Excerpted data »
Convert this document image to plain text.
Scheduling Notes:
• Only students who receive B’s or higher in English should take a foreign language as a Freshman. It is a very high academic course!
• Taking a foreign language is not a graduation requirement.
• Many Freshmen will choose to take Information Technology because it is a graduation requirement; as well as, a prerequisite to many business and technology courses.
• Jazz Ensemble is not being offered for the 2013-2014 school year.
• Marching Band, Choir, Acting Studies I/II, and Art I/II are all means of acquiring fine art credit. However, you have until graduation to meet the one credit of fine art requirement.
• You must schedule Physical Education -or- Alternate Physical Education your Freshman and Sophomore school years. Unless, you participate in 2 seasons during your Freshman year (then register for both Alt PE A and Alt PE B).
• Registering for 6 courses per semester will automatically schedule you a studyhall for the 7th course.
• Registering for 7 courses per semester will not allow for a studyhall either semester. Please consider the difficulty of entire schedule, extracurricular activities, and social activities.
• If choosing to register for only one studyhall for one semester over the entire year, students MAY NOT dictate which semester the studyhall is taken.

Direction »
Quote the whole listing above, leaving nothing out.

Answer to the problem »
Convert this document image to plain text.
Scheduling Notes:
• Only students who receive B’s or higher in English should take a foreign language as a Freshman. It is a very high academic course!
• Taking a foreign language is not a graduation requirement.
• Many Freshmen will choose to take Information Technology because it is a graduation requirement; as well as, a prerequisite to many business and technology courses.
• Jazz Ensemble is not being offered for the 2013-2014 school year.
• Marching Band, Choir, Acting Studies I/II, and Art I/II are all means of acquiring fine art credit. However, you have until graduation to meet the one credit of fine art requirement.
• You must schedule Physical Education -or- Alternate Physical Education your Freshman and Sophomore school years. Unless, you participate in 2 seasons during your Freshman year (then register for both Alt PE A and Alt PE B).
• Registering for 6 courses per semester will automatically schedule you a studyhall for the 7th course.
• Registering for 7 courses per semester will not allow for a studyhall either semester. Please consider the difficulty of entire schedule, extracurricular activities, and social activities.
• If choosing to register for only one studyhall for one semester over the entire year, students MAY NOT dictate which semester the studyhall is taken.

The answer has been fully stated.